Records
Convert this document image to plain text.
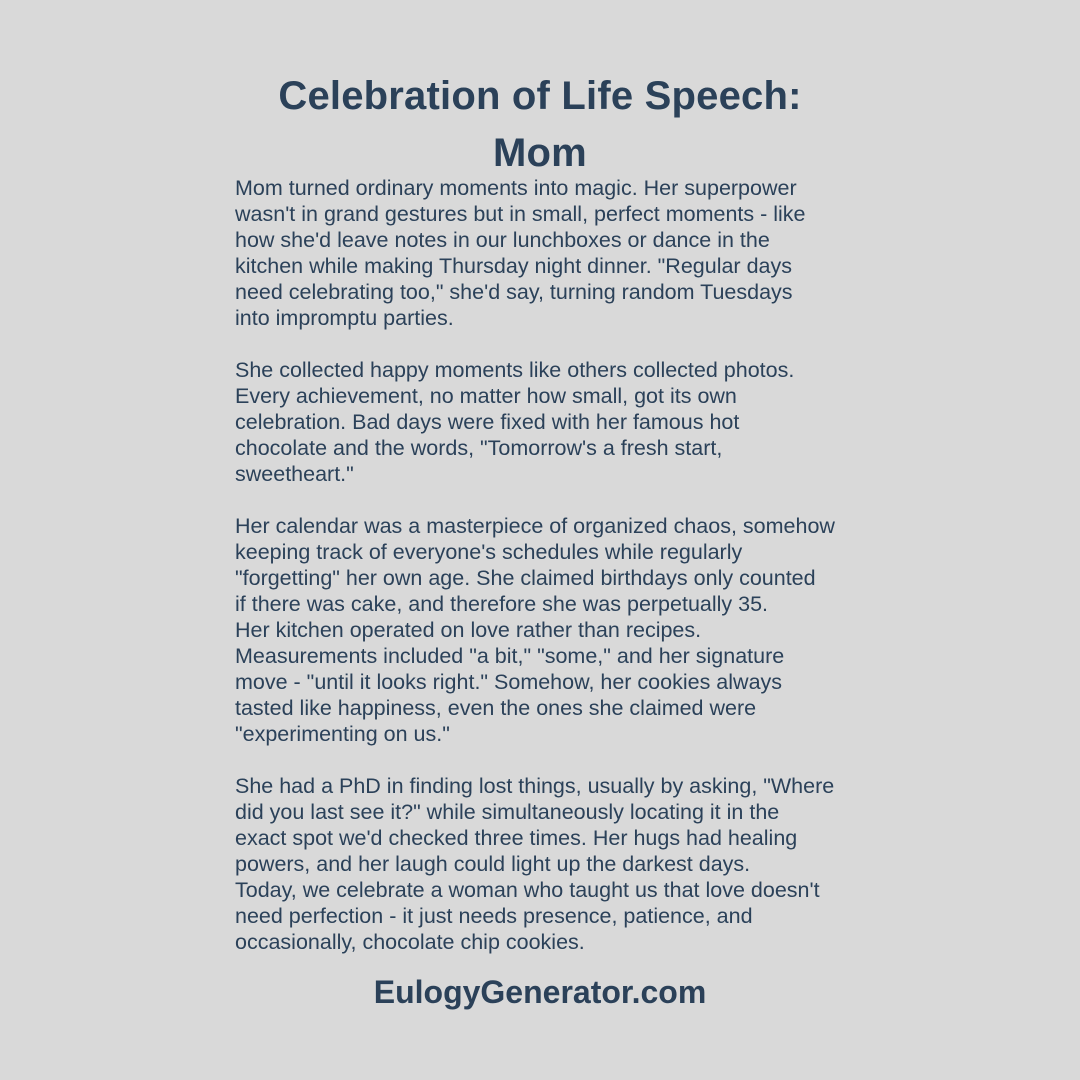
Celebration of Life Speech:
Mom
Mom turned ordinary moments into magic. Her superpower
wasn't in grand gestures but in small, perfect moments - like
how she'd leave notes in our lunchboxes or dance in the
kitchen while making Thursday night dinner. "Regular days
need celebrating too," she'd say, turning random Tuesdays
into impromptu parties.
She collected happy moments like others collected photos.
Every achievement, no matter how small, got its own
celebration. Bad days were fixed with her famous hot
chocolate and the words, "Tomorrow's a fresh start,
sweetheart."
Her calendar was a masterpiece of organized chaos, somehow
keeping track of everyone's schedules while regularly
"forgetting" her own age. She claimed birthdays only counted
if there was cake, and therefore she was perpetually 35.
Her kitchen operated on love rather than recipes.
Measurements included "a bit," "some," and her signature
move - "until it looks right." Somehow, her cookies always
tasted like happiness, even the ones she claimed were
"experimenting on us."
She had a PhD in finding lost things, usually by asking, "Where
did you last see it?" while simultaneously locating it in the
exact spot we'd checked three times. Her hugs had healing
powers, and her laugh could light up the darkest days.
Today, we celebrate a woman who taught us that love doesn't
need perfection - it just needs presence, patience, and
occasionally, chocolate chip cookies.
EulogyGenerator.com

* * *

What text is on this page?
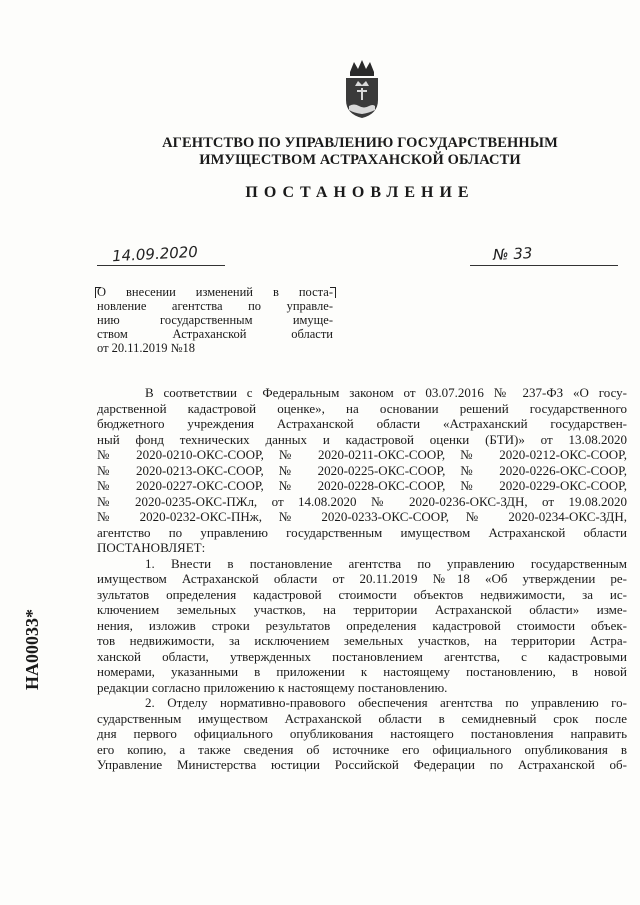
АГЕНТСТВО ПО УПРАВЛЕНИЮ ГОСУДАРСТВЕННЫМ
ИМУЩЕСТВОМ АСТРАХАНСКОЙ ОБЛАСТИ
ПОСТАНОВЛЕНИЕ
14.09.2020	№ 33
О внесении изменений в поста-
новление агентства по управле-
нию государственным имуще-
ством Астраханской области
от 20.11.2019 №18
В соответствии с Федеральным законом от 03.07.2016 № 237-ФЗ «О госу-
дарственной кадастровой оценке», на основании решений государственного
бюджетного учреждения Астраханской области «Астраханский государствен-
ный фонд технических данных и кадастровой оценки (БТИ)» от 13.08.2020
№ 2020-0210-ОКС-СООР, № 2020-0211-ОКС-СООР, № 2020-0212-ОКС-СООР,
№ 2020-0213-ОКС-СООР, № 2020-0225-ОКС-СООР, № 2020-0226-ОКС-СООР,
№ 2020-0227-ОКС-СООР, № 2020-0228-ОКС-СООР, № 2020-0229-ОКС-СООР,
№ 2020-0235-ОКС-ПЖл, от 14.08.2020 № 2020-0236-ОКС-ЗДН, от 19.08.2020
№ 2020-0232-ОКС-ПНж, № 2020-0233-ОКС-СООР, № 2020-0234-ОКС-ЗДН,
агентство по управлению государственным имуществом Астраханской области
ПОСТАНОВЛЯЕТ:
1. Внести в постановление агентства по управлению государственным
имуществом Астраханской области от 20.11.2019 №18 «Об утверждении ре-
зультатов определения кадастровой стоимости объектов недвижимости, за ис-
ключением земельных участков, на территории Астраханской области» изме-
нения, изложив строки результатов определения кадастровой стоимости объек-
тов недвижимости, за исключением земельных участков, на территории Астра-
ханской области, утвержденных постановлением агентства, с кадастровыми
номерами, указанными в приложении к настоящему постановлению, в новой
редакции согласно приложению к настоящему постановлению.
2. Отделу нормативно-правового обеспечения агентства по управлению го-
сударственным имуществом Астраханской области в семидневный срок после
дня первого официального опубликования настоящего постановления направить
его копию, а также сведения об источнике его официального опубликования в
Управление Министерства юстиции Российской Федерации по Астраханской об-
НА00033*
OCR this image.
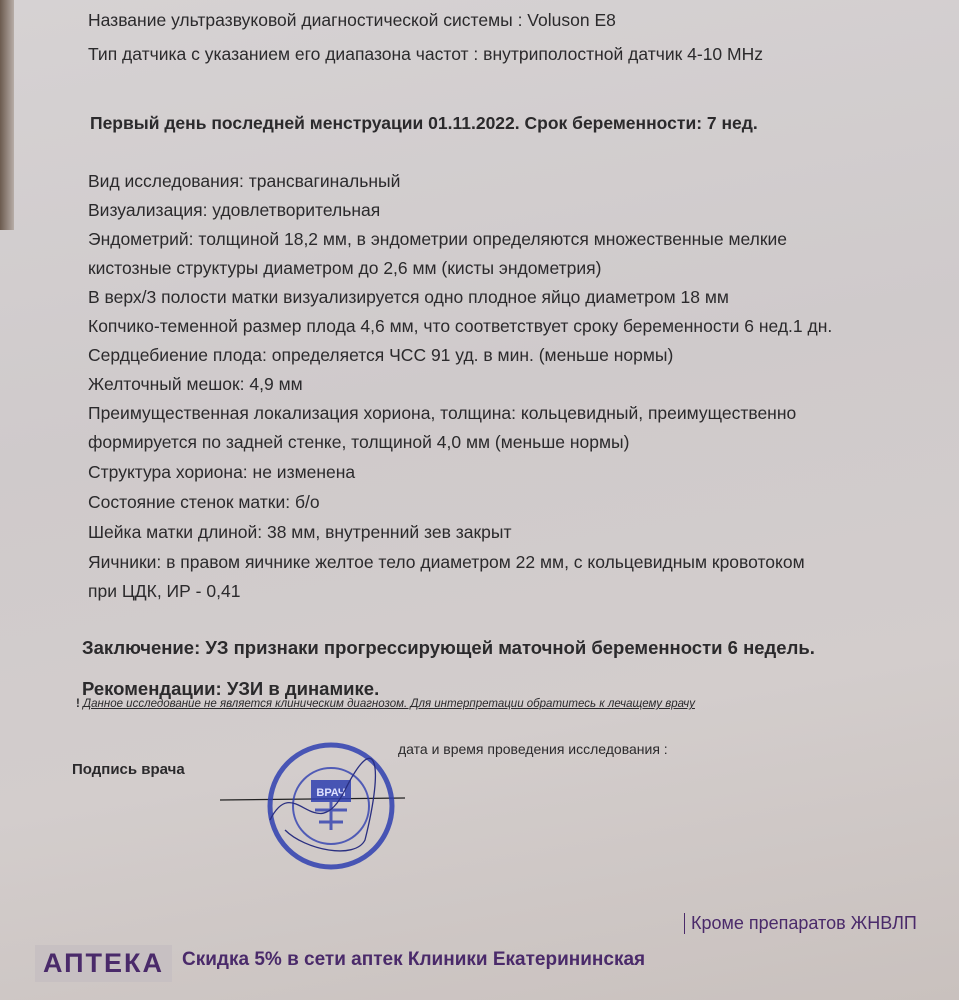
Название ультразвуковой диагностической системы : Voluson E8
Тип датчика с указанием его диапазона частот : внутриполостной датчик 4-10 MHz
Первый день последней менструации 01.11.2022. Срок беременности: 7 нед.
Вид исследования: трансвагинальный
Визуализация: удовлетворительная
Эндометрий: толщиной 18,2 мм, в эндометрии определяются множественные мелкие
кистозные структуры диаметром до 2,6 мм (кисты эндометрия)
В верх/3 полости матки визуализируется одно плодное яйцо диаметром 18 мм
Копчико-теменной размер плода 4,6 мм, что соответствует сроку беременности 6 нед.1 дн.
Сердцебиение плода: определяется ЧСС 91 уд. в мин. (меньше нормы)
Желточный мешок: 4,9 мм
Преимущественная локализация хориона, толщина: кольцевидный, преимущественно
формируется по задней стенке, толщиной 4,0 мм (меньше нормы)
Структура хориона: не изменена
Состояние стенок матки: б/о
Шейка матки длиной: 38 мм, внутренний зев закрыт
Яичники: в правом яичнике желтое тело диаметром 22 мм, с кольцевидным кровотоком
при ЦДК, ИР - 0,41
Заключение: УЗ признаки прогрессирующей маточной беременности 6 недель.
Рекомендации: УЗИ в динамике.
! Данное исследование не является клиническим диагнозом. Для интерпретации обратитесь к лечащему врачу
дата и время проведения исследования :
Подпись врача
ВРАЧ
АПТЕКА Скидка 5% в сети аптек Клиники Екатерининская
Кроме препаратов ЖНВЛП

Aim of the task —
Where a line in the entries holds "матки", copy that line.

Final result —
В верх/3 полости матки визуализируется одно плодное яйцо диаметром 18 мм
Состояние стенок матки: б/о
Шейка матки длиной: 38 мм, внутренний зев закрыт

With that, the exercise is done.